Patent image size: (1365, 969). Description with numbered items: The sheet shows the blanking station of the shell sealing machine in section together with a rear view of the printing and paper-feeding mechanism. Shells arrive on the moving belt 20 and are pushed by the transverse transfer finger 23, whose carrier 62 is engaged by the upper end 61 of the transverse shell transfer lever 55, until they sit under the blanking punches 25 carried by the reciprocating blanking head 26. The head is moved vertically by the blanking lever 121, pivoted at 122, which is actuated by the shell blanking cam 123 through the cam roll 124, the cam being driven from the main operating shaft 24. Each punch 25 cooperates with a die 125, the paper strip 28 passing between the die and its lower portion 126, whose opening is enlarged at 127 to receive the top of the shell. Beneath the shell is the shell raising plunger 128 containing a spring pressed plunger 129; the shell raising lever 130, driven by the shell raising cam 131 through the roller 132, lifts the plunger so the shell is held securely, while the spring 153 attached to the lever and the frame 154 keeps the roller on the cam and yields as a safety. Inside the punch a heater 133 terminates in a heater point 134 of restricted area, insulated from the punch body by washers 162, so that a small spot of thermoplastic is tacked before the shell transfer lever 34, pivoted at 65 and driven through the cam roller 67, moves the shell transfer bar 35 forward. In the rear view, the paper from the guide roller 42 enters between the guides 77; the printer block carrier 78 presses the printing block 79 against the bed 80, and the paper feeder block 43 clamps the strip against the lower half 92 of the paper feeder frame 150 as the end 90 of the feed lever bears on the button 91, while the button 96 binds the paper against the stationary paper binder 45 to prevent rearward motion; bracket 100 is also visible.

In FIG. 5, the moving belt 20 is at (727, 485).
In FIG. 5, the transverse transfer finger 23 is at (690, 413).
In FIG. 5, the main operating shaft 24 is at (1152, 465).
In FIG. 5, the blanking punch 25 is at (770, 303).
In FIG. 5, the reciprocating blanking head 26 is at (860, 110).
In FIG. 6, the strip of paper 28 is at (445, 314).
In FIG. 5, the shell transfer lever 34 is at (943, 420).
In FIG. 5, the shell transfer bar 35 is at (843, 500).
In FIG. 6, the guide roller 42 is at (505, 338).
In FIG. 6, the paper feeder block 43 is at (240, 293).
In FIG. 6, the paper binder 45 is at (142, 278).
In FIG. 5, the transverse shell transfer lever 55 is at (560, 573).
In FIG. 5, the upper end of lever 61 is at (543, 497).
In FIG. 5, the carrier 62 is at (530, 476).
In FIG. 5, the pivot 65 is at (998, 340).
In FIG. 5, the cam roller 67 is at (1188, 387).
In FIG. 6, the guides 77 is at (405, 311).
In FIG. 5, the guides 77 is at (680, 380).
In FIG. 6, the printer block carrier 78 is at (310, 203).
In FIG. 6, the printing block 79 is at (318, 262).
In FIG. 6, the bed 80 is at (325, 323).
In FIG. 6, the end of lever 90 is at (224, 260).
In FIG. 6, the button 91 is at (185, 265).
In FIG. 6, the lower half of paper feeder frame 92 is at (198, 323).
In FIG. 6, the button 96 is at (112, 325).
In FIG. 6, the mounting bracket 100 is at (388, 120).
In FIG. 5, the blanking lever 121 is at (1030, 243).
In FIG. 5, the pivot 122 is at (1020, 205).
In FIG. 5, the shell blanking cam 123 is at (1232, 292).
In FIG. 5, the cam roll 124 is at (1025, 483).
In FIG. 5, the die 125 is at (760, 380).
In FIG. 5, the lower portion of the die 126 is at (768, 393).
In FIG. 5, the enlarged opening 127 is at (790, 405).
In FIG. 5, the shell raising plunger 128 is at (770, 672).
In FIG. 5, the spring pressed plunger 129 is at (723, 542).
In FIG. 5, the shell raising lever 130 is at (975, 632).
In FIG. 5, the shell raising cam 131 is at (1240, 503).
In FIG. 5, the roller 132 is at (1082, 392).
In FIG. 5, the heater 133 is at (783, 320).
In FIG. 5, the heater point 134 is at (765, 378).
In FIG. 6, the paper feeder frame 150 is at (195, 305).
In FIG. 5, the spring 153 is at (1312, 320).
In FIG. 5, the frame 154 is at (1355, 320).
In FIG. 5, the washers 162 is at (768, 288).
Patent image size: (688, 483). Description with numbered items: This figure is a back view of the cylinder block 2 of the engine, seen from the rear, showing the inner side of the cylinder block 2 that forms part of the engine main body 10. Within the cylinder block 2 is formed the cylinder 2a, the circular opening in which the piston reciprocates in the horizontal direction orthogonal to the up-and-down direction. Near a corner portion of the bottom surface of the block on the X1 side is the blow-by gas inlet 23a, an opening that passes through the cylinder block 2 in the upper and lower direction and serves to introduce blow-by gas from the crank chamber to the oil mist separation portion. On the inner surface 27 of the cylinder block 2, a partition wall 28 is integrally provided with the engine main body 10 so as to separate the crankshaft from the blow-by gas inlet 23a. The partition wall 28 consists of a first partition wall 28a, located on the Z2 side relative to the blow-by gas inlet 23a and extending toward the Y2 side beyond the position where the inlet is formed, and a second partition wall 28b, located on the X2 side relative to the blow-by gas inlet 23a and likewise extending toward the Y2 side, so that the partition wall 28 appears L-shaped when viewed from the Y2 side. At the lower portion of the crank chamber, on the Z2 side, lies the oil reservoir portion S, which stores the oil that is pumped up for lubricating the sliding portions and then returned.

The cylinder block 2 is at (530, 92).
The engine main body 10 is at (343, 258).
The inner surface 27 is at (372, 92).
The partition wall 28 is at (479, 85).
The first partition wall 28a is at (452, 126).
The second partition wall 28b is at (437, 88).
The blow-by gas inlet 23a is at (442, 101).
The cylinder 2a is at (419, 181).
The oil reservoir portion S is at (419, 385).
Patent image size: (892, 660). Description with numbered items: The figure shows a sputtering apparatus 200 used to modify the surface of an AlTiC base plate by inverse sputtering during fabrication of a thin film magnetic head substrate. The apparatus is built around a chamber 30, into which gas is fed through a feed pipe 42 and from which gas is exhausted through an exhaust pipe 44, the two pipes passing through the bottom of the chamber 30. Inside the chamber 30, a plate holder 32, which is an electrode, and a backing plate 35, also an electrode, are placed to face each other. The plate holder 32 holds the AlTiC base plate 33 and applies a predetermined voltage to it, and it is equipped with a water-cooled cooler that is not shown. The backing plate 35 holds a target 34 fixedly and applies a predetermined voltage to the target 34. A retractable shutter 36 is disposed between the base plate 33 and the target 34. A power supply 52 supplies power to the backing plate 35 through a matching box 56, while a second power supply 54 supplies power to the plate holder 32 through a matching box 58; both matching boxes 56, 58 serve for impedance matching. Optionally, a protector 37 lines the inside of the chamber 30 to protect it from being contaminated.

::::

**Short task**
Rewrite all the records above with "blanking station" replaced by "punching station" and everything else left unchanged.

**Finished task**
Patent image size: (1365, 969). Description with numbered items: The sheet shows the punching station of the shell sealing machine in section together with a rear view of the printing and paper-feeding mechanism. Shells arrive on the moving belt 20 and are pushed by the transverse transfer finger 23, whose carrier 62 is engaged by the upper end 61 of the transverse shell transfer lever 55, until they sit under the blanking punches 25 carried by the reciprocating blanking head 26. The head is moved vertically by the blanking lever 121, pivoted at 122, which is actuated by the shell blanking cam 123 through the cam roll 124, the cam being driven from the main operating shaft 24. Each punch 25 cooperates with a die 125, the paper strip 28 passing between the die and its lower portion 126, whose opening is enlarged at 127 to receive the top of the shell. Beneath the shell is the shell raising plunger 128 containing a spring pressed plunger 129; the shell raising lever 130, driven by the shell raising cam 131 through the roller 132, lifts the plunger so the shell is held securely, while the spring 153 attached to the lever and the frame 154 keeps the roller on the cam and yields as a safety. Inside the punch a heater 133 terminates in a heater point 134 of restricted area, insulated from the punch body by washers 162, so that a small spot of thermoplastic is tacked before the shell transfer lever 34, pivoted at 65 and driven through the cam roller 67, moves the shell transfer bar 35 forward. In the rear view, the paper from the guide roller 42 enters between the guides 77; the printer block carrier 78 presses the printing block 79 against the bed 80, and the paper feeder block 43 clamps the strip against the lower half 92 of the paper feeder frame 150 as the end 90 of the feed lever bears on the button 91, while the button 96 binds the paper against the stationary paper binder 45 to prevent rearward motion; bracket 100 is also visible.

In FIG. 5, the moving belt 20 is at (727, 485).
In FIG. 5, the transverse transfer finger 23 is at (690, 413).
In FIG. 5, the main operating shaft 24 is at (1152, 465).
In FIG. 5, the blanking punch 25 is at (770, 303).
In FIG. 5, the reciprocating blanking head 26 is at (860, 110).
In FIG. 6, the strip of paper 28 is at (445, 314).
In FIG. 5, the shell transfer lever 34 is at (943, 420).
In FIG. 5, the shell transfer bar 35 is at (843, 500).
In FIG. 6, the guide roller 42 is at (505, 338).
In FIG. 6, the paper feeder block 43 is at (240, 293).
In FIG. 6, the paper binder 45 is at (142, 278).
In FIG. 5, the transverse shell transfer lever 55 is at (560, 573).
In FIG. 5, the upper end of lever 61 is at (543, 497).
In FIG. 5, the carrier 62 is at (530, 476).
In FIG. 5, the pivot 65 is at (998, 340).
In FIG. 5, the cam roller 67 is at (1188, 387).
In FIG. 6, the guides 77 is at (405, 311).
In FIG. 5, the guides 77 is at (680, 380).
In FIG. 6, the printer block carrier 78 is at (310, 203).
In FIG. 6, the printing block 79 is at (318, 262).
In FIG. 6, the bed 80 is at (325, 323).
In FIG. 6, the end of lever 90 is at (224, 260).
In FIG. 6, the button 91 is at (185, 265).
In FIG. 6, the lower half of paper feeder frame 92 is at (198, 323).
In FIG. 6, the button 96 is at (112, 325).
In FIG. 6, the mounting bracket 100 is at (388, 120).
In FIG. 5, the blanking lever 121 is at (1030, 243).
In FIG. 5, the pivot 122 is at (1020, 205).
In FIG. 5, the shell blanking cam 123 is at (1232, 292).
In FIG. 5, the cam roll 124 is at (1025, 483).
In FIG. 5, the die 125 is at (760, 380).
In FIG. 5, the lower portion of the die 126 is at (768, 393).
In FIG. 5, the enlarged opening 127 is at (790, 405).
In FIG. 5, the shell raising plunger 128 is at (770, 672).
In FIG. 5, the spring pressed plunger 129 is at (723, 542).
In FIG. 5, the shell raising lever 130 is at (975, 632).
In FIG. 5, the shell raising cam 131 is at (1240, 503).
In FIG. 5, the roller 132 is at (1082, 392).
In FIG. 5, the heater 133 is at (783, 320).
In FIG. 5, the heater point 134 is at (765, 378).
In FIG. 6, the paper feeder frame 150 is at (195, 305).
In FIG. 5, the spring 153 is at (1312, 320).
In FIG. 5, the frame 154 is at (1355, 320).
In FIG. 5, the washers 162 is at (768, 288).
Patent image size: (688, 483). Description with numbered items: This figure is a back view of the cylinder block 2 of the engine, seen from the rear, showing the inner side of the cylinder block 2 that forms part of the engine main body 10. Within the cylinder block 2 is formed the cylinder 2a, the circular opening in which the piston reciprocates in the horizontal direction orthogonal to the up-and-down direction. Near a corner portion of the bottom surface of the block on the X1 side is the blow-by gas inlet 23a, an opening that passes through the cylinder block 2 in the upper and lower direction and serves to introduce blow-by gas from the crank chamber to the oil mist separation portion. On the inner surface 27 of the cylinder block 2, a partition wall 28 is integrally provided with the engine main body 10 so as to separate the crankshaft from the blow-by gas inlet 23a. The partition wall 28 consists of a first partition wall 28a, located on the Z2 side relative to the blow-by gas inlet 23a and extending toward the Y2 side beyond the position where the inlet is formed, and a second partition wall 28b, located on the X2 side relative to the blow-by gas inlet 23a and likewise extending toward the Y2 side, so that the partition wall 28 appears L-shaped when viewed from the Y2 side. At the lower portion of the crank chamber, on the Z2 side, lies the oil reservoir portion S, which stores the oil that is pumped up for lubricating the sliding portions and then returned.

The cylinder block 2 is at (530, 92).
The engine main body 10 is at (343, 258).
The inner surface 27 is at (372, 92).
The partition wall 28 is at (479, 85).
The first partition wall 28a is at (452, 126).
The second partition wall 28b is at (437, 88).
The blow-by gas inlet 23a is at (442, 101).
The cylinder 2a is at (419, 181).
The oil reservoir portion S is at (419, 385).
Patent image size: (892, 660). Description with numbered items: The figure shows a sputtering apparatus 200 used to modify the surface of an AlTiC base plate by inverse sputtering during fabrication of a thin film magnetic head substrate. The apparatus is built around a chamber 30, into which gas is fed through a feed pipe 42 and from which gas is exhausted through an exhaust pipe 44, the two pipes passing through the bottom of the chamber 30. Inside the chamber 30, a plate holder 32, which is an electrode, and a backing plate 35, also an electrode, are placed to face each other. The plate holder 32 holds the AlTiC base plate 33 and applies a predetermined voltage to it, and it is equipped with a water-cooled cooler that is not shown. The backing plate 35 holds a target 34 fixedly and applies a predetermined voltage to the target 34. A retractable shutter 36 is disposed between the base plate 33 and the target 34. A power supply 52 supplies power to the backing plate 35 through a matching box 56, while a second power supply 54 supplies power to the plate holder 32 through a matching box 58; both matching boxes 56, 58 serve for impedance matching. Optionally, a protector 37 lines the inside of the chamber 30 to protect it from being contaminated.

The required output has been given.